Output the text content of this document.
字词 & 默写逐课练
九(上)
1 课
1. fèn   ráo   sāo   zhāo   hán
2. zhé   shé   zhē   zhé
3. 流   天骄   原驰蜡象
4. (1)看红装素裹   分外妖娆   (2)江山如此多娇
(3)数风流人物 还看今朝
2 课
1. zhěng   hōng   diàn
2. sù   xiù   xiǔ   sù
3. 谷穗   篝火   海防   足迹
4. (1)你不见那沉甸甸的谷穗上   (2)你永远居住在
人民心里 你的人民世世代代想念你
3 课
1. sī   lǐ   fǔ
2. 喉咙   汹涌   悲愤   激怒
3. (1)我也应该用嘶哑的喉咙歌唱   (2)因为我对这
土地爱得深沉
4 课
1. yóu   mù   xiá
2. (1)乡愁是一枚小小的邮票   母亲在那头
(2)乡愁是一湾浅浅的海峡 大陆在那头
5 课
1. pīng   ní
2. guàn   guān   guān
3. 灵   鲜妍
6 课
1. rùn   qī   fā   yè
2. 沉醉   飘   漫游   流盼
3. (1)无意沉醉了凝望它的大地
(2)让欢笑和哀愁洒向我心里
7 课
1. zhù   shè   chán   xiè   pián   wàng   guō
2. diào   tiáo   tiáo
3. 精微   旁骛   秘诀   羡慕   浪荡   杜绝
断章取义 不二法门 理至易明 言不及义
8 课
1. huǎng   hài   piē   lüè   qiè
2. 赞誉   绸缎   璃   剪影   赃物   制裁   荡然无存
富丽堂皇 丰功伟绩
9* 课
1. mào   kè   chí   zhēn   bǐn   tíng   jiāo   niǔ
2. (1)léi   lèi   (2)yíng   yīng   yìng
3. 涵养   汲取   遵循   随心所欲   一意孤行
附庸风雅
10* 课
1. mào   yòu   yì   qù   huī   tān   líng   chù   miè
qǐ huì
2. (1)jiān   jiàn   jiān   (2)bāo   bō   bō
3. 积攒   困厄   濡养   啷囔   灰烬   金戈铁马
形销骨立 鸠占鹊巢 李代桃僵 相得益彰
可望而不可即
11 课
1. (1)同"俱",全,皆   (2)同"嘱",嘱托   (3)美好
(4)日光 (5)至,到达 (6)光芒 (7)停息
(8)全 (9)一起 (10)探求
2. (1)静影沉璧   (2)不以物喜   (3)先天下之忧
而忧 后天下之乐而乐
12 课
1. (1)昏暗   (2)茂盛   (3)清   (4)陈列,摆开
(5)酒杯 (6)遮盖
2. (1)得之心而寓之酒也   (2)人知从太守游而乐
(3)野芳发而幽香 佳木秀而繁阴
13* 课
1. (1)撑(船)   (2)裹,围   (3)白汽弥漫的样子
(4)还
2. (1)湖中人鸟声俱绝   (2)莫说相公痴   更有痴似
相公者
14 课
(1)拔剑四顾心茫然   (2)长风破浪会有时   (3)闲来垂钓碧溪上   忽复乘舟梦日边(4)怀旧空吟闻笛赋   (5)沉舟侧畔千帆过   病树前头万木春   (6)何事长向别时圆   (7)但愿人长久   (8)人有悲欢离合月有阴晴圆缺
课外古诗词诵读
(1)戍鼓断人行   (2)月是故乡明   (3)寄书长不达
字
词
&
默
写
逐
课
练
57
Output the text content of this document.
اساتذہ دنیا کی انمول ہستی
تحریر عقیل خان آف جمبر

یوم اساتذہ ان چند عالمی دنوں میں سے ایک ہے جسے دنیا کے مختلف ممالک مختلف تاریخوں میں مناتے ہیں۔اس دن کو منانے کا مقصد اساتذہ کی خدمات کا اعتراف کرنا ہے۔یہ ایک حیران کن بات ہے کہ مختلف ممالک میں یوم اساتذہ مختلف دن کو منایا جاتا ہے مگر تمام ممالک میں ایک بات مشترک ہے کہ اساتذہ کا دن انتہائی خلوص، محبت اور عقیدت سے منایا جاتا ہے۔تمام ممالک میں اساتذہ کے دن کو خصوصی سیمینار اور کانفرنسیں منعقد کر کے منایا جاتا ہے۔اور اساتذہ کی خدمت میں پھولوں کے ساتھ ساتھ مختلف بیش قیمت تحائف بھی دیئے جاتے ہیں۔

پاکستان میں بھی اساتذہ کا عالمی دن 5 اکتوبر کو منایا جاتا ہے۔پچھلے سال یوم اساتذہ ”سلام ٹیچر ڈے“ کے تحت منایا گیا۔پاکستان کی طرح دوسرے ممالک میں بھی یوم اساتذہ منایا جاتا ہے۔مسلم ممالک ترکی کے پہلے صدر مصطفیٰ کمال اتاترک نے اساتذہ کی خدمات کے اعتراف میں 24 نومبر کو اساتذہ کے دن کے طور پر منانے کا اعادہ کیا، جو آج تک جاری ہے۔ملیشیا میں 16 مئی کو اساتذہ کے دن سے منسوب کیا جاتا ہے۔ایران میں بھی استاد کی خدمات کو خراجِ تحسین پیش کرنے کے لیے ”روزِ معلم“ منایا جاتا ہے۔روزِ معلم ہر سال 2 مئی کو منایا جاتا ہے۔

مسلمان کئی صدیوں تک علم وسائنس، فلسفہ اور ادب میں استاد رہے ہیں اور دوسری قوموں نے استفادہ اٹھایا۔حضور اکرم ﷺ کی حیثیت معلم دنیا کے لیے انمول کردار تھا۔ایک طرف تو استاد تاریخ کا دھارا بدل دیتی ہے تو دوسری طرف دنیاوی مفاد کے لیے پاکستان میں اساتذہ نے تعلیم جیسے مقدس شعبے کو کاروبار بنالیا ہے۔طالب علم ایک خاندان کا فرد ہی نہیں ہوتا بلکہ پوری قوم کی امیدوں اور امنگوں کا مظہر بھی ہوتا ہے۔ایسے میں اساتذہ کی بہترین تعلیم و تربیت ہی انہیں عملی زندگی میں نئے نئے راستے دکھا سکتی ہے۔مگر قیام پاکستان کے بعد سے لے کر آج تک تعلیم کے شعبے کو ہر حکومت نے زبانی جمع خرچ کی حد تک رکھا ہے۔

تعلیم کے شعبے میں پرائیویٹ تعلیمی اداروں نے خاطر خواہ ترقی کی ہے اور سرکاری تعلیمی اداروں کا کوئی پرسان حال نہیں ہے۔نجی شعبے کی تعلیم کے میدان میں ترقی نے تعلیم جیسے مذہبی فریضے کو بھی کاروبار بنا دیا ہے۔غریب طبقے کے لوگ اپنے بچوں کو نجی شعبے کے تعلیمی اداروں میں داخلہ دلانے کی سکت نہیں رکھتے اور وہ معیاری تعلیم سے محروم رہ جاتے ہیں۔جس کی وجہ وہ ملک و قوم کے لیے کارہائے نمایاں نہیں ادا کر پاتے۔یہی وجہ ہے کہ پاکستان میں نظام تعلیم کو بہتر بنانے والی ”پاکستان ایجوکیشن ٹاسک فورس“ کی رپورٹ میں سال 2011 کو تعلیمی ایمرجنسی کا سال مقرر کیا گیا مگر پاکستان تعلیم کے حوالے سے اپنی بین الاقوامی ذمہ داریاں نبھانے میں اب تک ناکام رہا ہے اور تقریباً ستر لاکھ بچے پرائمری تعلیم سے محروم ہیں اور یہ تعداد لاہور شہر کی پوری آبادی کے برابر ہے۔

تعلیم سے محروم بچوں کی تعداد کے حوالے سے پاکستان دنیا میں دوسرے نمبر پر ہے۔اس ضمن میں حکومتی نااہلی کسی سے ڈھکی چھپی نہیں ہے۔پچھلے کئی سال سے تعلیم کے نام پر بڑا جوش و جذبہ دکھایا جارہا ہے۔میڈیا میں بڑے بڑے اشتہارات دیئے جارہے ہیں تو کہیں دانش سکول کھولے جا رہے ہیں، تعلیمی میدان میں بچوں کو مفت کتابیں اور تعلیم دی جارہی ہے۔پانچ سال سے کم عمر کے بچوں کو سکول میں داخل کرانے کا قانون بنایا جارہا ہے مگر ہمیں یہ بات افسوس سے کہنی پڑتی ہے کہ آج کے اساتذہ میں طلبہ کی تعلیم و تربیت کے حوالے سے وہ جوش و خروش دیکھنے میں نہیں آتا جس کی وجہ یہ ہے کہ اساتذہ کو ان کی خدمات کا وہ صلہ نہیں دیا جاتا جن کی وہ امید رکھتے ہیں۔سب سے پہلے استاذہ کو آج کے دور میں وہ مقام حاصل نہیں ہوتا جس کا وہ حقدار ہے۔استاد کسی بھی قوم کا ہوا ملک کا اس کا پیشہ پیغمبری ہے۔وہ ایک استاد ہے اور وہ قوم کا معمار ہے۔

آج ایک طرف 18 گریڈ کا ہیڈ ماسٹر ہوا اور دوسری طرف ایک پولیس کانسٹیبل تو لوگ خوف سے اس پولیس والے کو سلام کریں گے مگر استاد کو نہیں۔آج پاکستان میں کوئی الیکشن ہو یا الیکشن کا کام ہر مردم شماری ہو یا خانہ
○ ○ ○ ○ ○ ○ ○
= SHORT EXERCISE =
Pull out each line of the records holding the string "دوسری".

= FINISHED EXERCISE =
مسلمان کئی صدیوں تک علم وسائنس، فلسفہ اور ادب میں استاد رہے ہیں اور دوسری قوموں نے استفادہ اٹھایا۔حضور اکرم ﷺ کی حیثیت معلم دنیا کے لیے انمول کردار تھا۔ایک طرف تو استاد تاریخ کا دھارا بدل دیتی ہے تو دوسری طرف دنیاوی مفاد کے لیے پاکستان میں اساتذہ نے تعلیم جیسے مقدس شعبے کو کاروبار بنالیا ہے۔طالب علم ایک خاندان کا فرد ہی نہیں ہوتا بلکہ پوری قوم کی امیدوں اور امنگوں کا مظہر بھی ہوتا ہے۔ایسے میں اساتذہ کی بہترین تعلیم و تربیت ہی انہیں عملی زندگی میں نئے نئے راستے دکھا سکتی ہے۔مگر قیام پاکستان کے بعد سے لے کر آج تک تعلیم کے شعبے کو ہر حکومت نے زبانی جمع خرچ کی حد تک رکھا ہے۔
آج ایک طرف 18 گریڈ کا ہیڈ ماسٹر ہوا اور دوسری طرف ایک پولیس کانسٹیبل تو لوگ خوف سے اس پولیس والے کو سلام کریں گے مگر استاد کو نہیں۔آج پاکستان میں کوئی الیکشن ہو یا الیکشن کا کام ہر مردم شماری ہو یا خانہ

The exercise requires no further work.